* **WRITTEN PROBLEM**:
Everything in the data should be repeated exactly, save for the images.

* **Stored dataset items**:
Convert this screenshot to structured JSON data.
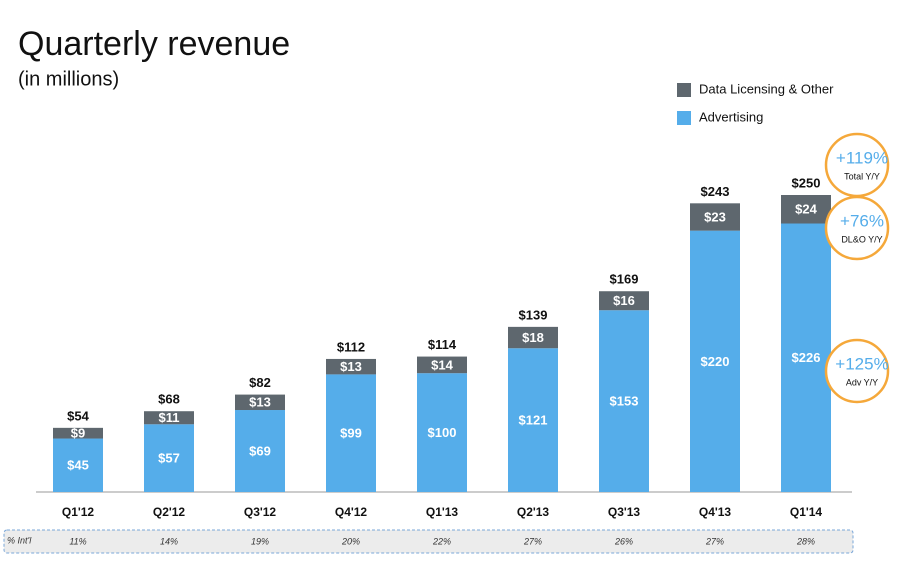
{
  "chart_data": {
    "type": "stacked-bar",
    "title": "Quarterly revenue",
    "subtitle": "(in millions)",
    "categories": [
      "Q1'12",
      "Q2'12",
      "Q3'12",
      "Q4'12",
      "Q1'13",
      "Q2'13",
      "Q3'13",
      "Q4'13",
      "Q1'14"
    ],
    "series": [
      {
        "name": "Advertising",
        "color": "#55adea",
        "values": [
          45,
          57,
          69,
          99,
          100,
          121,
          153,
          220,
          226
        ],
        "value_labels": [
          "$45",
          "$57",
          "$69",
          "$99",
          "$100",
          "$121",
          "$153",
          "$220",
          "$226"
        ]
      },
      {
        "name": "Data Licensing  & Other",
        "color": "#5e676e",
        "values": [
          9,
          11,
          13,
          13,
          14,
          18,
          16,
          23,
          24
        ],
        "value_labels": [
          "$9",
          "$11",
          "$13",
          "$13",
          "$14",
          "$18",
          "$16",
          "$23",
          "$24"
        ]
      }
    ],
    "totals": {
      "values": [
        54,
        68,
        82,
        112,
        114,
        139,
        169,
        243,
        250
      ],
      "value_labels": [
        "$54",
        "$68",
        "$82",
        "$112",
        "$114",
        "$139",
        "$169",
        "$243",
        "$250"
      ]
    },
    "ylim": [
      0,
      250
    ],
    "legend": "top-right",
    "intl": {
      "label": "% Int'l",
      "values": [
        "11%",
        "14%",
        "19%",
        "20%",
        "22%",
        "27%",
        "26%",
        "27%",
        "28%"
      ]
    },
    "annotations": [
      {
        "text": "+119%",
        "label": "Total Y/Y"
      },
      {
        "text": "+76%",
        "label": "DL&O Y/Y"
      },
      {
        "text": "+125%",
        "label": "Adv Y/Y"
      }
    ]
  }
}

* **ANSWER TO THIS EXERCISE**:
Convert this screenshot to structured JSON data.
{
  "chart_data": {
    "type": "stacked-bar",
    "title": "Quarterly revenue",
    "subtitle": "(in millions)",
    "categories": [
      "Q1'12",
      "Q2'12",
      "Q3'12",
      "Q4'12",
      "Q1'13",
      "Q2'13",
      "Q3'13",
      "Q4'13",
      "Q1'14"
    ],
    "series": [
      {
        "name": "Advertising",
        "color": "#55adea",
        "values": [
          45,
          57,
          69,
          99,
          100,
          121,
          153,
          220,
          226
        ],
        "value_labels": [
          "$45",
          "$57",
          "$69",
          "$99",
          "$100",
          "$121",
          "$153",
          "$220",
          "$226"
        ]
      },
      {
        "name": "Data Licensing  & Other",
        "color": "#5e676e",
        "values": [
          9,
          11,
          13,
          13,
          14,
          18,
          16,
          23,
          24
        ],
        "value_labels": [
          "$9",
          "$11",
          "$13",
          "$13",
          "$14",
          "$18",
          "$16",
          "$23",
          "$24"
        ]
      }
    ],
    "totals": {
      "values": [
        54,
        68,
        82,
        112,
        114,
        139,
        169,
        243,
        250
      ],
      "value_labels": [
        "$54",
        "$68",
        "$82",
        "$112",
        "$114",
        "$139",
        "$169",
        "$243",
        "$250"
      ]
    },
    "ylim": [
      0,
      250
    ],
    "legend": "top-right",
    "intl": {
      "label": "% Int'l",
      "values": [
        "11%",
        "14%",
        "19%",
        "20%",
        "22%",
        "27%",
        "26%",
        "27%",
        "28%"
      ]
    },
    "annotations": [
      {
        "text": "+119%",
        "label": "Total Y/Y"
      },
      {
        "text": "+76%",
        "label": "DL&O Y/Y"
      },
      {
        "text": "+125%",
        "label": "Adv Y/Y"
      }
    ]
  }
}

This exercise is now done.